**Document:**
• • • • • • •
Aujourd’hui, dans une situation bien plus sérieuse, l’économie mondiale est déchirée par une guerre commerciale, des signes de récession, et des craintes liées à l’instabilité du système financier international. Même la tentative d’organiser une discussion là-dessus provoque des conflits.

Même avant le début de la réaction, les responsables de l’administration Trump avait critiqué l’ordre du jour établi par Macron pour le sommet. Ils ont déclaré que l’agenda avait pour but de se concentrer sur des «questions secondaires» tels que le changement climatique et les évènements en Afrique afin de «fracturer le G7», isoler Washington et faire plaisir à l’électorat macronien.

Dans le Wall Street Journal, le chef du Conseil national économique national de la Maison Blanche, Larry Kudlow, a dit qu’une session formelle sur l’économie et le commerce n’avaient été incluses qu’à la dernière minute à l’insistence des États-Unis. Il y a ajouté que l’ordre du jour établi par Macron visait à produire «des platitudes politiquement correctes.»

Les tensions sont si fortes qu’avant le sommet, Macron a dit qu’il n’y aurait pas de communiqué traditionnel à la fin du sommet, car personne ne les lit plus sauf pour déterminer sur quoi ils n’étaient pas d’accord.

Avant le sommet, Trump a intensifié ces tensions en annonçant que son administration augmenterait les mesures commerciales visant la Chine, et que les «grandes compagnies américaines ont à présent l’ordre de commencer à chercher immédiatement une alternative à la Chine.»

Les médias américains et des sections de la classe politique ont tourné cet «ordre» en dérision, en déclarant qu’il n’avait pas l’autorité nécessaire pour imposer une telle directive, que l’on ne pourrait employer qu’en temps de guerre.

Trump a réagi en déclarant qu’il avait en fait cette autorité.

«Pour tous les reporters fake news qui ne savent rien de la loi sur les pouvoirs présidentiels, la Chine etc, essayez de voir l’Acte sur les Pouvoirs Économiques Internationaux (IEEPA) de 1977. Fin de discussion», a-t-il écrit sur Twitter.

Sur «Fox News Sunday», le secrétaire du Trésor américain Steven Mnuchin a dit que l’IEEPA autorise Trump à forcer les compagnies américaines à quitter la Chine en déclarant l’état d’urgence. Kudlow a soutenu cette position dans une entrevue au programme «State of the Nation» de CNN, tout en disant que «pour l’heure il n’y a rien dans les cartes» qui pousserait Trump à le faire.
• • • • • • •
**Lignes fournies:**
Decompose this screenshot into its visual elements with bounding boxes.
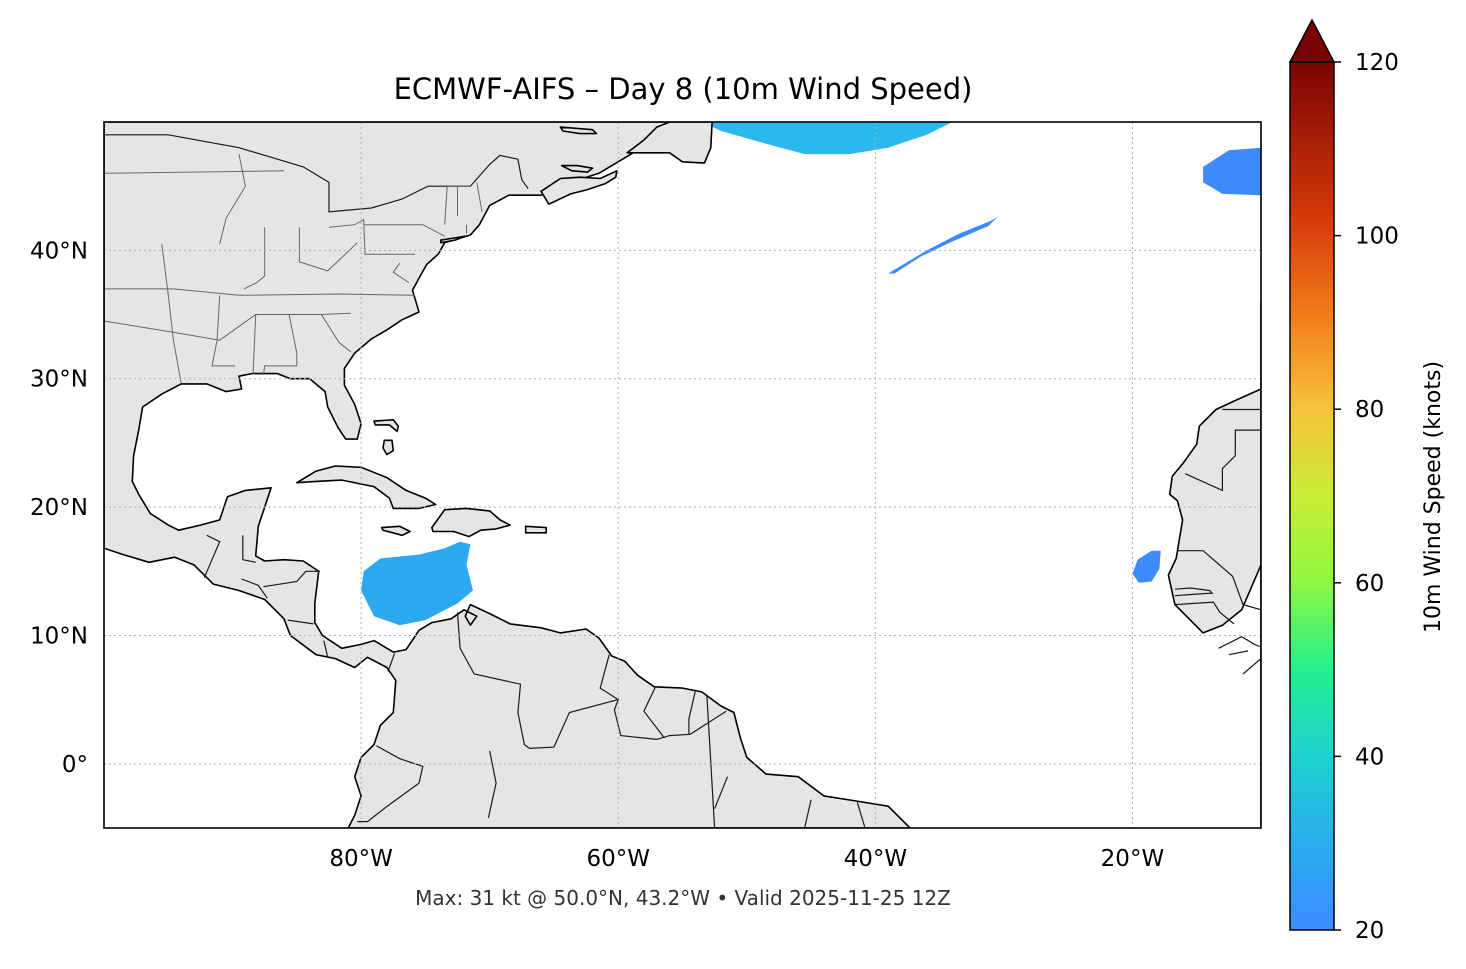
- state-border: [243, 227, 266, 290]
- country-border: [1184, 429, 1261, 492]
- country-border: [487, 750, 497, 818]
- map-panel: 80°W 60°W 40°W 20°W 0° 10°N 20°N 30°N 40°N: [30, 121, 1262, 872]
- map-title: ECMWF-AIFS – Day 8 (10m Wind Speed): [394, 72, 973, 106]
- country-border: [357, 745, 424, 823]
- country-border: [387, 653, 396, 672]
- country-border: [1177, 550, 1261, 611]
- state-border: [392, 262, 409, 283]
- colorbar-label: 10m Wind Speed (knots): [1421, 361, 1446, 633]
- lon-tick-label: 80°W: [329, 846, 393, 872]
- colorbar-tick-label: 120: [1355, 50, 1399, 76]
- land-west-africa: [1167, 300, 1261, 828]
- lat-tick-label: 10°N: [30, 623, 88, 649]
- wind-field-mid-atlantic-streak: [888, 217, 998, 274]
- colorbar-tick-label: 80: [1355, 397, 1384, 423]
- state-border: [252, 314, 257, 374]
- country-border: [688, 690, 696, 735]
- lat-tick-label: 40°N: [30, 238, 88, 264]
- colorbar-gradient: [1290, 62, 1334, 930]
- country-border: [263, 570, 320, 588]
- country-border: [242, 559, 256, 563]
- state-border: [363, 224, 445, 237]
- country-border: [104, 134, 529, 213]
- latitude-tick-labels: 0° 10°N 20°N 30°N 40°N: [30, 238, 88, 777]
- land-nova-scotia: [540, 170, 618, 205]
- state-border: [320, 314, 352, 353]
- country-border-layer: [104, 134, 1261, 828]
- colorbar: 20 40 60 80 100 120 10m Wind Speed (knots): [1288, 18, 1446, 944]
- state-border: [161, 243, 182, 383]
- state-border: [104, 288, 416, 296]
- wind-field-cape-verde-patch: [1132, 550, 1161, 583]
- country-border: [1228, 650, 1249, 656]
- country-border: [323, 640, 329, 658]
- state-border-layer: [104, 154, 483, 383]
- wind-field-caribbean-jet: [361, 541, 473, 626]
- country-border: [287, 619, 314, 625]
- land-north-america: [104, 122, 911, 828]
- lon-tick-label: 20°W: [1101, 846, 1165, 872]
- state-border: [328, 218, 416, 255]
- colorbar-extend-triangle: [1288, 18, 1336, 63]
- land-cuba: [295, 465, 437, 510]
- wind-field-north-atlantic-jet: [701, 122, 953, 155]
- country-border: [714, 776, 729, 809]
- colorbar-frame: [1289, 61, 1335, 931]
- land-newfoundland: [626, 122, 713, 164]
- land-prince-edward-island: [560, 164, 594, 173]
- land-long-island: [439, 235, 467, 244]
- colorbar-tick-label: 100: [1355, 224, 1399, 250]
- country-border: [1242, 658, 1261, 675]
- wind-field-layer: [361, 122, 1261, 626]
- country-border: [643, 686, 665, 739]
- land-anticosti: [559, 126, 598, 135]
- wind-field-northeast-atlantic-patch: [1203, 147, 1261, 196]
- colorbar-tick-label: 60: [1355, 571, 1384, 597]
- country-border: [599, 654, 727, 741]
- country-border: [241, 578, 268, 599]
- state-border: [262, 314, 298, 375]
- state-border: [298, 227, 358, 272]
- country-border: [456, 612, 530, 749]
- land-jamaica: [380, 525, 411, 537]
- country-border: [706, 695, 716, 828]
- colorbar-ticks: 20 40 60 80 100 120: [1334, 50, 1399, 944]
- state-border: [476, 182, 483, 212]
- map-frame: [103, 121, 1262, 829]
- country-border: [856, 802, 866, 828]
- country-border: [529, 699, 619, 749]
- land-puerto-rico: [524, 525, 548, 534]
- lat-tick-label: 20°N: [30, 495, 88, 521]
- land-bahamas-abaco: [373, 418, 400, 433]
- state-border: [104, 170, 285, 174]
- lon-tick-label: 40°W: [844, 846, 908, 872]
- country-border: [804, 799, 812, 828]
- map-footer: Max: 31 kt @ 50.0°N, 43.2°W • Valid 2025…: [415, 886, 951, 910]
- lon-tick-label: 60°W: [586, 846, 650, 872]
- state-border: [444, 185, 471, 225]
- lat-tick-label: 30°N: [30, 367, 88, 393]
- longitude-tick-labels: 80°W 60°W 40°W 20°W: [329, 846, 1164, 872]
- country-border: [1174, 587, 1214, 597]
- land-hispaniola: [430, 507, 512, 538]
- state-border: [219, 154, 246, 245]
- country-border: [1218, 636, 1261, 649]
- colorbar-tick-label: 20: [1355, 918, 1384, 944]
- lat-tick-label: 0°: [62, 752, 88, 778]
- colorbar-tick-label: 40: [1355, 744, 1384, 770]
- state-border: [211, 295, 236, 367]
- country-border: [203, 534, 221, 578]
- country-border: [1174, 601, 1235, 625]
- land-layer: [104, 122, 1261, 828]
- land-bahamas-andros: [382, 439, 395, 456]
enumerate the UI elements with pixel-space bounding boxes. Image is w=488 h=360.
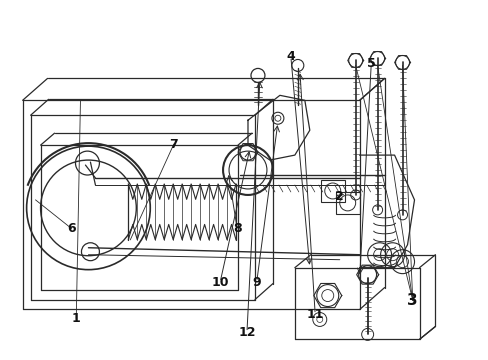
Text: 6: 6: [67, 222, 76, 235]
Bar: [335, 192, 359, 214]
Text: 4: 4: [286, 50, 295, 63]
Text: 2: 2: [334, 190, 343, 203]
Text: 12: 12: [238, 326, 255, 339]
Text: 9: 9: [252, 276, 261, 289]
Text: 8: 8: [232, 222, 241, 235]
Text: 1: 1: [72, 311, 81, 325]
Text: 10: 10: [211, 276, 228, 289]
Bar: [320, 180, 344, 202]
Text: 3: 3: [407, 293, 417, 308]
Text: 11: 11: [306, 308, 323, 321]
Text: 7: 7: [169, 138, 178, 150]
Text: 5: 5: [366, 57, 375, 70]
• • • • • • •
**Consignes de l'exercice:**
a) Répondez aux questions suivantes sur l'article consacré au sommet du G7 :
(i) Quelle loi de 1977 Trump invoque-t-il sur Twitter pour affirmer son autorité ?
(ii) Dans quelle émission Steven Mnuchin s'est-il exprimé sur l'IEEPA ?
(iii) D'après Larry Kudlow dans le Wall Street Journal, à quoi visait l'ordre du jour établi par Macron ?
b) Veuillez rédiger la suite de l'article sur le sommet du G7, à partir de son dernier paragraphe.

**Réponses fournies:**
a)
(i) L'Acte sur les Pouvoirs Économiques Internationaux (IEEPA).
(ii) «Fox News Sunday».
(iii) À produire «des platitudes politiquement correctes».

b)
Mais manifestement on prépare une action sous les termes de l’IEEPA, ce que des commentateurs traitent d’ «option nucléaire». Trump a menacé de le faire en mai, quand la Maison Blanche a dit qu’elle imposerait des droits de douane au Mexique si ce pays ne stoppait pas les flux de migrants et de réfugiés vers les USA.

Dimanche matin, la presse prétendait qu’en disant qu’il «hésitait» à imposer des droits de douane contre la Chine, Trump avouait qu’il regrettait son escalade de la semaine dernière. Un porte parole de la Maison Blanche a vite réfuté cette interprétation en insistant que la réponse du président à cette question avait été «très mal interprétée.»

«Le président Trump a répondu par l’affirmative, car il regrette ne pas avoir augmenté davantage les droits de douane», a déclaré le porte-parole.

La Chine n’est pas la seule cible de la guerre commerciale américaine. Trump a dit que si la France impose un impôt sur les firmes technologiques américaines, Washington visera les vins français «comme jamais auparavant.» Le président du Conseil de l’Europe, Donald Tusk, qui participe aux discussions du G7, a dit que l’UE réagirait «du tac au tac» si Trump mettait sa menace à exécution.

Si on n’en discute pas pour l’heure, Washington continue à menacer d’imposer des droits de douane aux exportations d’automobiles européennes, pour des raisons de «sécurité nationale», si l’UE n’adoucit pas sa position sur les exportations agricoles américaines. Cette question pourrait revenir à l’ordre du jour si Washington intensifie la pression sur l’UE après l’annonce, la veille du sommet, d’un accord commercial partiel avec le Japon qui avait été sujet à la même menace.

Ces conflits n’émergent pas seulement entre les États-Unis et les autres membres du G7. Le premier ministre britannique Boris Johnson tente d’aligner le Royaume-Uni sur les Etats-Unis sur fond de conflit sur le Brexit. Il a menacé de ne pas payer une portion importante des 39 milliards de livres qu’on estime que la Grande Bretagne devrait payer dans le cadre de cette séparation.

Des divisions déchirent aussi l’Union européenne, suite à la menace par Macron de ne pas signer l’accord commercial entre l’UE et le groupe Mercosur (Brésil, Argentine, Urugay, Paraguay). Le prétexte était le refus supposé du président brésilien Jair Bolsonaro d’agir contre les feux de forêt en Amazonie. Macron a accusé Bolsonaro d’avoir menti sur cette question.

Mais l’action de Paris a provoqué l’opposition de Berlin, dont les constructeurs automobiles devraient bénéficier de l’accord, qui n’est toujours pas approuvé par les parlements de l’UE. La chancelière allemande Angela Merkel a dit que refuser de conclure l’accord commercial ne «serait pas la bonne réponse à ce qui se passe au Brésil maintenant.»

Evoquant l’état des relations internationales alors que le sommet commençait, Tusk a dit que ce serait «une épreuve difficile de l’unité et de la solidarité du monde libre et de ses dirigeants.»

«Ces dernières années ont démontré qu’il est de plus en plus difficile pour nous de trouver un langage commun, mais le monde a davantage et non pas moins besoin de notre coopération. C’est peut-être la dernière chance de retrouver notre communauté politique», a-t-il dit.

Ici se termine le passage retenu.